--- BEGIN Dataset ---
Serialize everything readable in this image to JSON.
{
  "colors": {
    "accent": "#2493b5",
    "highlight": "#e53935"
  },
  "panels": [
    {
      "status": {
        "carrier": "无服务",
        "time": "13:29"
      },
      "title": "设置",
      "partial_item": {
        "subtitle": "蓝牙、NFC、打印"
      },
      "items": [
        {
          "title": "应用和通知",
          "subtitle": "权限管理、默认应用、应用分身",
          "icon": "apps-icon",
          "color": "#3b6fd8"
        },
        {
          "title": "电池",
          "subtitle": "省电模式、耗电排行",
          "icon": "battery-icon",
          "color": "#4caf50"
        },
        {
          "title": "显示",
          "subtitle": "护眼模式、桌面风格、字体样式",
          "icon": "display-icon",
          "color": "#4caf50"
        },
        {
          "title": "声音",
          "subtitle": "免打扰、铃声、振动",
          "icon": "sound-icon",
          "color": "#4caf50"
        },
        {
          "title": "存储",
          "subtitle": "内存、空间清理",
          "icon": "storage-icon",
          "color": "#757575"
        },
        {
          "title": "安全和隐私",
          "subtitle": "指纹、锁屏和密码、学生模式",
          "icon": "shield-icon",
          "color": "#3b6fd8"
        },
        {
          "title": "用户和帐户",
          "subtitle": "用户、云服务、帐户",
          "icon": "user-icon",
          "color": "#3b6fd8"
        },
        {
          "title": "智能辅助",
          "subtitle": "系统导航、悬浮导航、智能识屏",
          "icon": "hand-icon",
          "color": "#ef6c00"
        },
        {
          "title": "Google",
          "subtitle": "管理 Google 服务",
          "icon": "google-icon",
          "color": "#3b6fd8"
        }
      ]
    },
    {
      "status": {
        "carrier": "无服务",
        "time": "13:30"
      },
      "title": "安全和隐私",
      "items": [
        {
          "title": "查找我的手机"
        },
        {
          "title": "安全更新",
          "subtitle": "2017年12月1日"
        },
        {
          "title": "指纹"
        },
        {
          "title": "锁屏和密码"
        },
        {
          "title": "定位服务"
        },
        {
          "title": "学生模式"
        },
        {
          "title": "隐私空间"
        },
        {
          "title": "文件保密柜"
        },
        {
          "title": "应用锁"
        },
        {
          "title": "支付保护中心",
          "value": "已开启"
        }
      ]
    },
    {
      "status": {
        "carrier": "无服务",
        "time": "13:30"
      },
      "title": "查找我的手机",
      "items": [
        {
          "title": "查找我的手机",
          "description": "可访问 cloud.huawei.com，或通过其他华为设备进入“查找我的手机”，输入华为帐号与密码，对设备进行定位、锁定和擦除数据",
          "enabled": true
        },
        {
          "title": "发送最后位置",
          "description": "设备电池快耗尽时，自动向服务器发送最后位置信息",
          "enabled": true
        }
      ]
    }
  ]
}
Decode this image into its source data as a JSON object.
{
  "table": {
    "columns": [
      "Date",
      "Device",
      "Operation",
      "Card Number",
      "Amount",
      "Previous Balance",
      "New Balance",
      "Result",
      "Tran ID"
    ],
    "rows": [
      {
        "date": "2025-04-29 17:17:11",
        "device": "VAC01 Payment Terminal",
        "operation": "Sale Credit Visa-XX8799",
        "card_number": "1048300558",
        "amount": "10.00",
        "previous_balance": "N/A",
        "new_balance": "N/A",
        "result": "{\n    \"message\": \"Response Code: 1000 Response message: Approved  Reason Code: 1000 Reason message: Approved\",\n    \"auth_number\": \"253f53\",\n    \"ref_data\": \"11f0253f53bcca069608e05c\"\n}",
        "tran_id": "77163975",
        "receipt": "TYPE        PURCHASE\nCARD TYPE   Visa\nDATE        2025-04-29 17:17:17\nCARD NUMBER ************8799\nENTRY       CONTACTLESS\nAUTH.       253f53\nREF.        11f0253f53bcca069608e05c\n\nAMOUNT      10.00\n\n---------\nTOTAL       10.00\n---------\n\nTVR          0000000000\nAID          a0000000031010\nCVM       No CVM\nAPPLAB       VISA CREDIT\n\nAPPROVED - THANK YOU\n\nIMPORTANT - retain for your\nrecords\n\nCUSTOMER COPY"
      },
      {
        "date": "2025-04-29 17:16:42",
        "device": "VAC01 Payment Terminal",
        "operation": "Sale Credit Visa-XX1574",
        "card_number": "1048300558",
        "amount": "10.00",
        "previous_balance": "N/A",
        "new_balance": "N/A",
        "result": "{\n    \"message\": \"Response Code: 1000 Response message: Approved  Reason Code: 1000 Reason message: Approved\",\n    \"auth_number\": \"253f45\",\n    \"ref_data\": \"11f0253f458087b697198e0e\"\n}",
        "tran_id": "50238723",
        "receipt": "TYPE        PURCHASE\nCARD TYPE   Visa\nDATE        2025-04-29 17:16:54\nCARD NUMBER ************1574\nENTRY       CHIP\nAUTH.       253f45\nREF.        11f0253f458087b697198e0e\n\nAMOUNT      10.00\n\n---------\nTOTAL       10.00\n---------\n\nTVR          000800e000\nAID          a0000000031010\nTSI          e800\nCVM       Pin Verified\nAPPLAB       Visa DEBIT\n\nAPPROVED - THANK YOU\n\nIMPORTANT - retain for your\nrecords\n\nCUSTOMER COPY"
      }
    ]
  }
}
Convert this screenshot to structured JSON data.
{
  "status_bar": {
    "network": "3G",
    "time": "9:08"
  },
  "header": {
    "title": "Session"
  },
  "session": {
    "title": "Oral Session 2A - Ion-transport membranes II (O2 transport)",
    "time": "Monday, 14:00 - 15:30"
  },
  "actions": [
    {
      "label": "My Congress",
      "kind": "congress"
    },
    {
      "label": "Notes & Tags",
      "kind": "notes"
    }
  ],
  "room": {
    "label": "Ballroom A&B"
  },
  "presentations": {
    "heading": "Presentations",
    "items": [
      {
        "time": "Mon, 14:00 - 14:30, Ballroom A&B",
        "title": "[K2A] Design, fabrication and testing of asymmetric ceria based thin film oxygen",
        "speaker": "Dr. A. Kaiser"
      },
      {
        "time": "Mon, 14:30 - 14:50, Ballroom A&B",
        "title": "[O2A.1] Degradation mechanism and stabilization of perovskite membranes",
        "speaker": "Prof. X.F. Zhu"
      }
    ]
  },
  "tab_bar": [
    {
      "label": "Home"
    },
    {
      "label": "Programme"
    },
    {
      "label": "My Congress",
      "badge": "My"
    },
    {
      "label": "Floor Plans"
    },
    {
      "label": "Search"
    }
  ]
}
--- END Dataset ---
(To be done): Scan the data above; copy every line where "nAMOUNT" appears.

(Result):
        "receipt": "TYPE        PURCHASE\nCARD TYPE   Visa\nDATE        2025-04-29 17:17:17\nCARD NUMBER ************8799\nENTRY       CONTACTLESS\nAUTH.       253f53\nREF.        11f0253f53bcca069608e05c\n\nAMOUNT      10.00\n\n---------\nTOTAL       10.00\n---------\n\nTVR          0000000000\nAID          a0000000031010\nCVM       No CVM\nAPPLAB       VISA CREDIT\n\nAPPROVED - THANK YOU\n\nIMPORTANT - retain for your\nrecords\n\nCUSTOMER COPY"
        "receipt": "TYPE        PURCHASE\nCARD TYPE   Visa\nDATE        2025-04-29 17:16:54\nCARD NUMBER ************1574\nENTRY       CHIP\nAUTH.       253f45\nREF.        11f0253f458087b697198e0e\n\nAMOUNT      10.00\n\n---------\nTOTAL       10.00\n---------\n\nTVR          000800e000\nAID          a0000000031010\nTSI          e800\nCVM       Pin Verified\nAPPLAB       Visa DEBIT\n\nAPPROVED - THANK YOU\n\nIMPORTANT - retain for your\nrecords\n\nCUSTOMER COPY"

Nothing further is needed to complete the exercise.